* Begin The data *

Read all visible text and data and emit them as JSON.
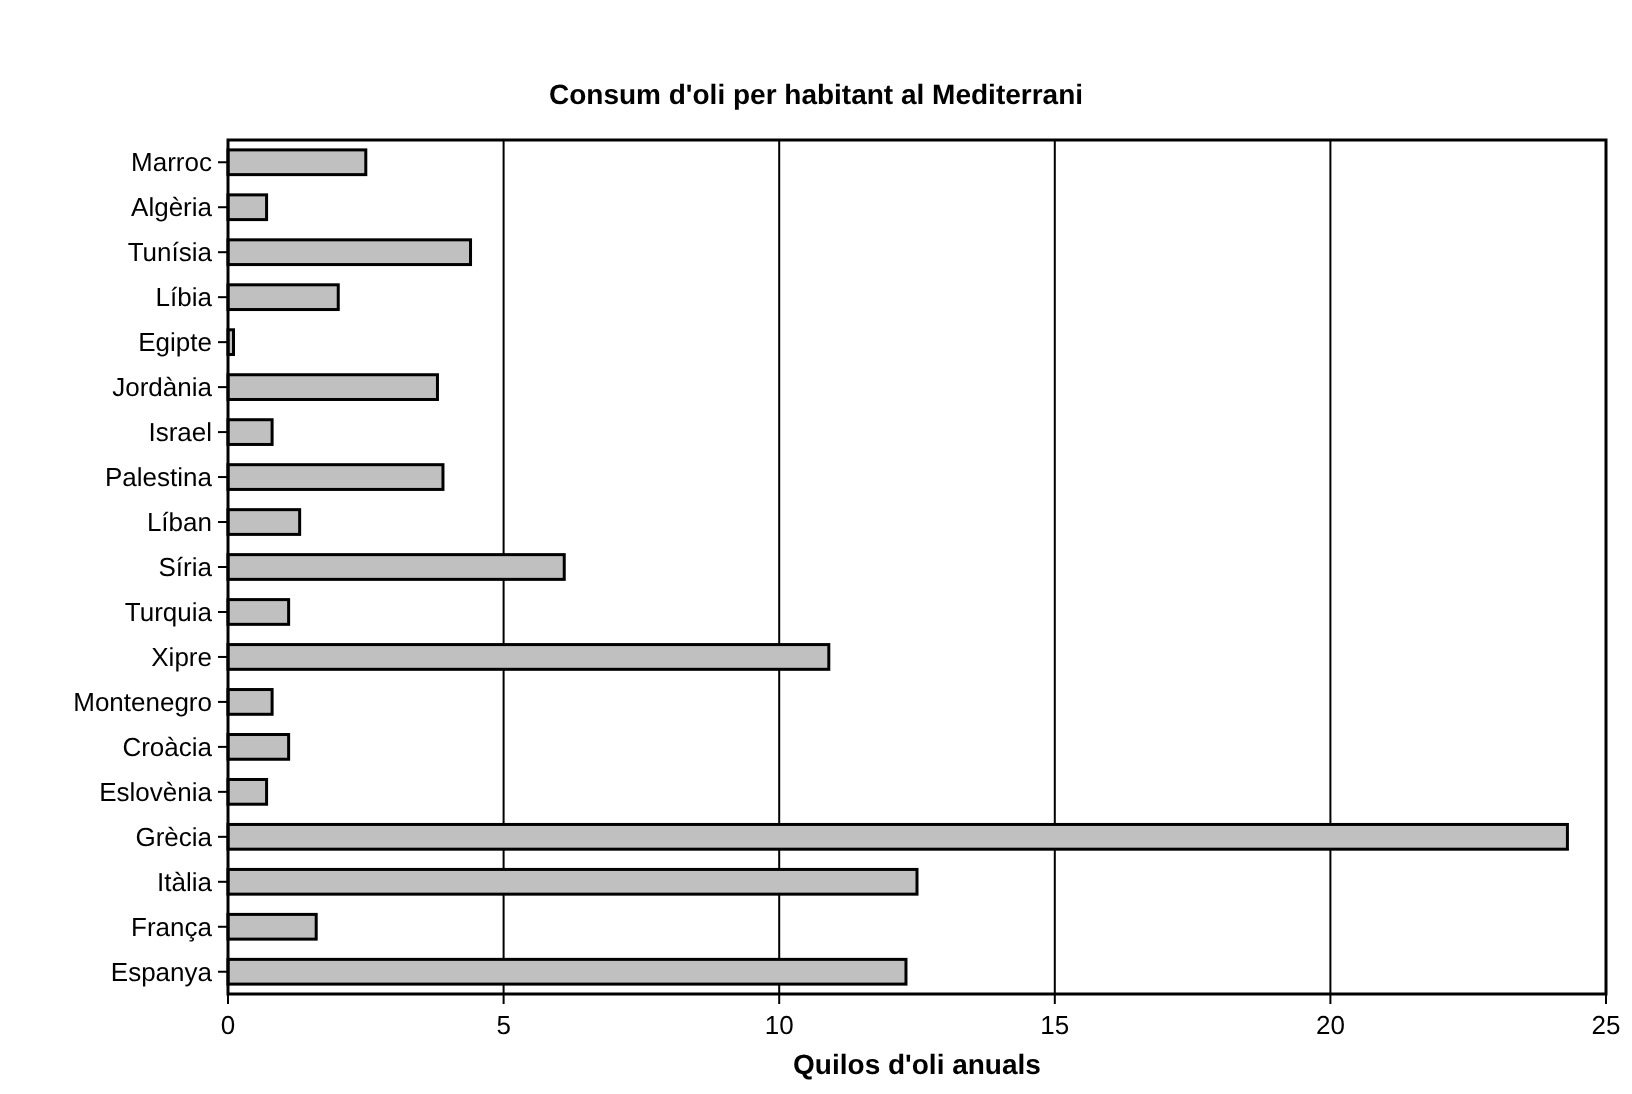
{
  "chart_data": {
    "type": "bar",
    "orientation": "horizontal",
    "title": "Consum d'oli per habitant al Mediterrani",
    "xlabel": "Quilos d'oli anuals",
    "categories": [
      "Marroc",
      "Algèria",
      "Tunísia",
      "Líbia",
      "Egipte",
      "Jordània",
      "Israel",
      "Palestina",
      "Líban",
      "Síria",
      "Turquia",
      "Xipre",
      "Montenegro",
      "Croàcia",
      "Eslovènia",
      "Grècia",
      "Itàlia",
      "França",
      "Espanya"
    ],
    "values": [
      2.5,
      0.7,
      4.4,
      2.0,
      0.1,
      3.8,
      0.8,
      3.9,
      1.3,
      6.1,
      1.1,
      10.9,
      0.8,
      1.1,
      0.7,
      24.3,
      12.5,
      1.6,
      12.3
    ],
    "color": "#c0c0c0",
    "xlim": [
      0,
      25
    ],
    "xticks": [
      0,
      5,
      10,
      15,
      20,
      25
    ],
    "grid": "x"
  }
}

* End The data *

▸ Work to be completed:
Repeat the data exactly, dropping every picture it holds.

▸ Answer to the problem:
Read all visible text and data and emit them as JSON.
{
  "chart_data": {
    "type": "bar",
    "orientation": "horizontal",
    "title": "Consum d'oli per habitant al Mediterrani",
    "xlabel": "Quilos d'oli anuals",
    "categories": [
      "Marroc",
      "Algèria",
      "Tunísia",
      "Líbia",
      "Egipte",
      "Jordània",
      "Israel",
      "Palestina",
      "Líban",
      "Síria",
      "Turquia",
      "Xipre",
      "Montenegro",
      "Croàcia",
      "Eslovènia",
      "Grècia",
      "Itàlia",
      "França",
      "Espanya"
    ],
    "values": [
      2.5,
      0.7,
      4.4,
      2.0,
      0.1,
      3.8,
      0.8,
      3.9,
      1.3,
      6.1,
      1.1,
      10.9,
      0.8,
      1.1,
      0.7,
      24.3,
      12.5,
      1.6,
      12.3
    ],
    "color": "#c0c0c0",
    "xlim": [
      0,
      25
    ],
    "xticks": [
      0,
      5,
      10,
      15,
      20,
      25
    ],
    "grid": "x"
  }
}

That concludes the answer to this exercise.